--- Start of Exercise data ---

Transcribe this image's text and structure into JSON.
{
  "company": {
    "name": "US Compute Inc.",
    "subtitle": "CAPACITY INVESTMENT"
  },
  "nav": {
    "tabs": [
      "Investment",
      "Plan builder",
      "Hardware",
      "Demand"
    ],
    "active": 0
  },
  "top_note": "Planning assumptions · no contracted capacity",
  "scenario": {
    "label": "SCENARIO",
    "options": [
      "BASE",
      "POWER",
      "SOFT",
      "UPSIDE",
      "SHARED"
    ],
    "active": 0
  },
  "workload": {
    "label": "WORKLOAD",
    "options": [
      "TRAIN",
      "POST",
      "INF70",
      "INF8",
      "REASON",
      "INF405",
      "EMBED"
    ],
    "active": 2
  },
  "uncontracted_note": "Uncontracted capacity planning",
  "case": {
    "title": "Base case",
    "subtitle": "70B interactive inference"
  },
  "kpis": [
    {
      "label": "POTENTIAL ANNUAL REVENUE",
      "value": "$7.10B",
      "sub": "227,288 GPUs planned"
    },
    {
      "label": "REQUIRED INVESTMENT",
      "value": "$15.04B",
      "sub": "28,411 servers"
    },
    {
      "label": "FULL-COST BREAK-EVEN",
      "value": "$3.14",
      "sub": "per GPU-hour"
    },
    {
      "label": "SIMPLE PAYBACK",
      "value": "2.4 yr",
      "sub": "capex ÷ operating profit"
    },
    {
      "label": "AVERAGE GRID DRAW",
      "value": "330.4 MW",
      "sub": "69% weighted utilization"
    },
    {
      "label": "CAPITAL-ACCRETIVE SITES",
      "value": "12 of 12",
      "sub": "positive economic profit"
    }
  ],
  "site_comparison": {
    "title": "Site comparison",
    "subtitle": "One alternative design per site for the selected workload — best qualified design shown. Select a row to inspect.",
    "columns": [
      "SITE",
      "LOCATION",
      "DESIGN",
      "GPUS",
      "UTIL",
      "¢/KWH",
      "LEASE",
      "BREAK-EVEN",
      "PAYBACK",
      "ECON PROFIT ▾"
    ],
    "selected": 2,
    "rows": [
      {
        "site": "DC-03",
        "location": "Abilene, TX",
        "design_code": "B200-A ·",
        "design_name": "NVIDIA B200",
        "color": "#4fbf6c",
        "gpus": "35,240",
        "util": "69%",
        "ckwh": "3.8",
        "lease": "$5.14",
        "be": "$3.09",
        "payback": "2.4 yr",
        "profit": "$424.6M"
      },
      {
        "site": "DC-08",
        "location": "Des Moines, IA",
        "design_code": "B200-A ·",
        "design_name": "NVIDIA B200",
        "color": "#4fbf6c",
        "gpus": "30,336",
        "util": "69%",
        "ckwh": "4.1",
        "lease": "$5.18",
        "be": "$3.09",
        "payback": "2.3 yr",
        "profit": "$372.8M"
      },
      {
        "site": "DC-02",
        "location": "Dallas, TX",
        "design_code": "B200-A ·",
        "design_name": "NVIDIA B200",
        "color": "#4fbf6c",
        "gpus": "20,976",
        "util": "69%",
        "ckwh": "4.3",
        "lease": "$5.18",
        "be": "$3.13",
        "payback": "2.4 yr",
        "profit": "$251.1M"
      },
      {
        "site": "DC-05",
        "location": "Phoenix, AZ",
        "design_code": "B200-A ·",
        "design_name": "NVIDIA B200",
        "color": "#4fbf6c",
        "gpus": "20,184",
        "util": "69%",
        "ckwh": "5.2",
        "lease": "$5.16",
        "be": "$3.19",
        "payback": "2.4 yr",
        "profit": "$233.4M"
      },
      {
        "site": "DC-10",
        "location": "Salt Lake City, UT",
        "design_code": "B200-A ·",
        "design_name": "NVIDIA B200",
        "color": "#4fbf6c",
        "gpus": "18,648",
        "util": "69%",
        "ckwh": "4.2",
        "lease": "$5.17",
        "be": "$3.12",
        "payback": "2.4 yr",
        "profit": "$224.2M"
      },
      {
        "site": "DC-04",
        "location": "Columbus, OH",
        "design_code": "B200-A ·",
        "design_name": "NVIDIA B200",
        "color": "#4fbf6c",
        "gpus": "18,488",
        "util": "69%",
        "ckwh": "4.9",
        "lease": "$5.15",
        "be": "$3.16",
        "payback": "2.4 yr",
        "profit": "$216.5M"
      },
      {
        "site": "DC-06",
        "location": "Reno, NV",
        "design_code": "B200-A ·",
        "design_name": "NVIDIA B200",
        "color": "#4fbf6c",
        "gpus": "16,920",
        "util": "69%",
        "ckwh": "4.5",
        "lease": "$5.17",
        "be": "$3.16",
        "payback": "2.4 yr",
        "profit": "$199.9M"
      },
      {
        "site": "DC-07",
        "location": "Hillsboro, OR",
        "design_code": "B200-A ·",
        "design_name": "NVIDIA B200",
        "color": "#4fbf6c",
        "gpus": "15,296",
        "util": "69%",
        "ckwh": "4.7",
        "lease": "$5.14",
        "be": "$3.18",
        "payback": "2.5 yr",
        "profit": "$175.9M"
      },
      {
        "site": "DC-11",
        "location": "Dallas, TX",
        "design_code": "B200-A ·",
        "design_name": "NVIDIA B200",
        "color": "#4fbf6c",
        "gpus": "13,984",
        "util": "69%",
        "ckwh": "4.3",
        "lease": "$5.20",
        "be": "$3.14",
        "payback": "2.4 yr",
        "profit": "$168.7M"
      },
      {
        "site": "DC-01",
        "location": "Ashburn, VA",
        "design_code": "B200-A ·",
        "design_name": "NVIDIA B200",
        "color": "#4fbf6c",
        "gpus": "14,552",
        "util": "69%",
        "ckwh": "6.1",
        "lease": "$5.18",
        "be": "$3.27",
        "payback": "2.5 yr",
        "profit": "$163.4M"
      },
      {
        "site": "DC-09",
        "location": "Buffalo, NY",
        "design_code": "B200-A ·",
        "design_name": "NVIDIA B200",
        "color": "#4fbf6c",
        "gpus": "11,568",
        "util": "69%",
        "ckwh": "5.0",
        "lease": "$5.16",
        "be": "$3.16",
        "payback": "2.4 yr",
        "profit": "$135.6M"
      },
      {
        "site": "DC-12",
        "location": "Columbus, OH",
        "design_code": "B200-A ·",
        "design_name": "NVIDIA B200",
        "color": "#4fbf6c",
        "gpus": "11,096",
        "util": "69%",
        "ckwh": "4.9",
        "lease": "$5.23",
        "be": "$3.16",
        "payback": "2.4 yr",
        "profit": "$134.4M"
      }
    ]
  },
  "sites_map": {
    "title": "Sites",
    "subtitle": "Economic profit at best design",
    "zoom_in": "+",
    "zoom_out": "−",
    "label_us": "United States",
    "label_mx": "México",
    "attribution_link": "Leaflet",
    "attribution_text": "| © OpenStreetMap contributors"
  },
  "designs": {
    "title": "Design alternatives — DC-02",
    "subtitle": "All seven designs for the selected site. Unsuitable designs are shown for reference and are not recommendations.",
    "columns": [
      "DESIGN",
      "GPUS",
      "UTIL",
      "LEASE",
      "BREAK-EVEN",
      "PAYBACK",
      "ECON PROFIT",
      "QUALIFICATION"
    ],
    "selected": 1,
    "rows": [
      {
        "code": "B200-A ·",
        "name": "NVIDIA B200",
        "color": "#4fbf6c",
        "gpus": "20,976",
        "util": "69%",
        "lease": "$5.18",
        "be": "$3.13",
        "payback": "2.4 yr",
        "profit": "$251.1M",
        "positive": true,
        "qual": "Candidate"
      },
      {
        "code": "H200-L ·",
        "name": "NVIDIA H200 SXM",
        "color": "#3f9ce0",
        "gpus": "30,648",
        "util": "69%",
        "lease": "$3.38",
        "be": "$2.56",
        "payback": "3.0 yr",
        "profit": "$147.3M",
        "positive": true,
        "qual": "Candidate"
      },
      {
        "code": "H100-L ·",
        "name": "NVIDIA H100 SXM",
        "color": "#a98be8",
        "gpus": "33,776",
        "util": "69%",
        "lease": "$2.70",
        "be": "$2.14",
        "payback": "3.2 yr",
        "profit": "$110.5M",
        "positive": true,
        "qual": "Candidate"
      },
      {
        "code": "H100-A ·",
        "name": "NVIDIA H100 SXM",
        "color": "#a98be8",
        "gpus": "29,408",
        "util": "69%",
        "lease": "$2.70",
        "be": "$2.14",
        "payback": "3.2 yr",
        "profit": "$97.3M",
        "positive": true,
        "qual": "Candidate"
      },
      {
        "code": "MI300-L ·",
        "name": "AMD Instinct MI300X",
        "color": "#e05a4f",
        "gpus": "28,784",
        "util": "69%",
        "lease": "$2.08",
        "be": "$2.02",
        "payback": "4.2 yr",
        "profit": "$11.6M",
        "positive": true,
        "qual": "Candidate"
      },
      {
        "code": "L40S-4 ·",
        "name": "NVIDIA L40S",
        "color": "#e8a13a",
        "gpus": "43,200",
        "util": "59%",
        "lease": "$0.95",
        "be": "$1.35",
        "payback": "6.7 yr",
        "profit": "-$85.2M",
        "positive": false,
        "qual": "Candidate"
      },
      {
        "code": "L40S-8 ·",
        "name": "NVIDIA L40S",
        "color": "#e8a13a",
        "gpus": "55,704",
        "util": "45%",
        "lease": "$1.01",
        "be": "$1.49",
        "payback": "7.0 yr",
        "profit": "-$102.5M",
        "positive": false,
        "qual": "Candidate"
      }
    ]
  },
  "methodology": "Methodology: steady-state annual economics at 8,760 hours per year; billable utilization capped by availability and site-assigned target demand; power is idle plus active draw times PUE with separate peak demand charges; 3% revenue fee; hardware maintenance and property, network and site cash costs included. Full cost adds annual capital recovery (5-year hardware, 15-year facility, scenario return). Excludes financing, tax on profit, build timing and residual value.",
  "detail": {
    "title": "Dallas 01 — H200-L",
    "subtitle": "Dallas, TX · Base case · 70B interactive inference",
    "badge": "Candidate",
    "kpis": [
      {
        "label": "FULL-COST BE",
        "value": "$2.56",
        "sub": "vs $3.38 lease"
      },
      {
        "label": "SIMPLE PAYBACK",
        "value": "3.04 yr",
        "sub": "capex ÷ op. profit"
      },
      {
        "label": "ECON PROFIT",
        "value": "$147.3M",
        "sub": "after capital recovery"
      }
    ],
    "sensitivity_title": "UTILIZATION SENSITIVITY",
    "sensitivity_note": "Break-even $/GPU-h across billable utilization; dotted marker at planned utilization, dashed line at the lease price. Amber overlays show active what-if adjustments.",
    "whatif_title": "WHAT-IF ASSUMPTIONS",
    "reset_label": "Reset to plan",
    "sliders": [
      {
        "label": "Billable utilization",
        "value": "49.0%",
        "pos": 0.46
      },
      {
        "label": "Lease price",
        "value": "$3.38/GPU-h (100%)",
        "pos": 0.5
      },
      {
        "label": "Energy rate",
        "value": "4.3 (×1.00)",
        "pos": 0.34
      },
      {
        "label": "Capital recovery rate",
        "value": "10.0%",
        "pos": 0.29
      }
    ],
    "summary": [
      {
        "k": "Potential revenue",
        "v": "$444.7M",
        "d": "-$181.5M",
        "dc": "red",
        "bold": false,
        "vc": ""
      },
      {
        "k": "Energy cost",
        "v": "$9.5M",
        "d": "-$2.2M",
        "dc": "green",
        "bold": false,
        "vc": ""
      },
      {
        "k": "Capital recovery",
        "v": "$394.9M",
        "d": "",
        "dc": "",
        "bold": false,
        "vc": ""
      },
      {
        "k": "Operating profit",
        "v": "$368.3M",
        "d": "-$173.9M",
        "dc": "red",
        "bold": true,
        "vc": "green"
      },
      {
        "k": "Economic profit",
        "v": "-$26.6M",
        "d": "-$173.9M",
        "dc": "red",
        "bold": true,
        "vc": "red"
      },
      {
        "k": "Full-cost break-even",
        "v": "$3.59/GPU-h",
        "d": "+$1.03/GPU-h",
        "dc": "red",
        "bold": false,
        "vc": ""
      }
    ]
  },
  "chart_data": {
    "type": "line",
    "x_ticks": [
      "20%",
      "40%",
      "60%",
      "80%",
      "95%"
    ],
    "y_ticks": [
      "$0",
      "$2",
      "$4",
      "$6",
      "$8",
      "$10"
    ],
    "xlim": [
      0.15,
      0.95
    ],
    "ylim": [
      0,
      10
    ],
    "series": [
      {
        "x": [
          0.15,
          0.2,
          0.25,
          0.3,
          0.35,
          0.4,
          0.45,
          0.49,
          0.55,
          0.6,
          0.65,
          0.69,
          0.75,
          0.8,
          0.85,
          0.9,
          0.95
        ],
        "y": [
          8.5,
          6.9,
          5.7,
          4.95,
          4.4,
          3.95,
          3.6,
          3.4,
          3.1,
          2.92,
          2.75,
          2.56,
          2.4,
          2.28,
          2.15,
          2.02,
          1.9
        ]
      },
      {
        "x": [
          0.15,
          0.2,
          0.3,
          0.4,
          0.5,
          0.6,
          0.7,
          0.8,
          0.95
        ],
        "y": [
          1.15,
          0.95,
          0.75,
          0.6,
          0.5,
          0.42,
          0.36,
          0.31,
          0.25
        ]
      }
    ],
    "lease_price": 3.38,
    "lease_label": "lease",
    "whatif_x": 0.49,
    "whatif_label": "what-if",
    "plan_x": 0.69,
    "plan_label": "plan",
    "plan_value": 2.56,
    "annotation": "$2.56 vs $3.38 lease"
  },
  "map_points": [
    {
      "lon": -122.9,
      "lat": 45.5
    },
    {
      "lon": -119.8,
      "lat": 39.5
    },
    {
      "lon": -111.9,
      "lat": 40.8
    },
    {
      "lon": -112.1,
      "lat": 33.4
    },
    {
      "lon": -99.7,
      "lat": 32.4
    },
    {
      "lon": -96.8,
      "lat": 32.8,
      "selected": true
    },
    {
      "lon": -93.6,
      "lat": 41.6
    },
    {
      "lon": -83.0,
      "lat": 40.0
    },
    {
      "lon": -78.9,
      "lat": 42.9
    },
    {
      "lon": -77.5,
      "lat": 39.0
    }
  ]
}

--- End of Exercise data ---

Using the records above, pull out each line where the word "capex" occurs.

      "sub": "capex ÷ operating profit"
        "sub": "capex ÷ op. profit"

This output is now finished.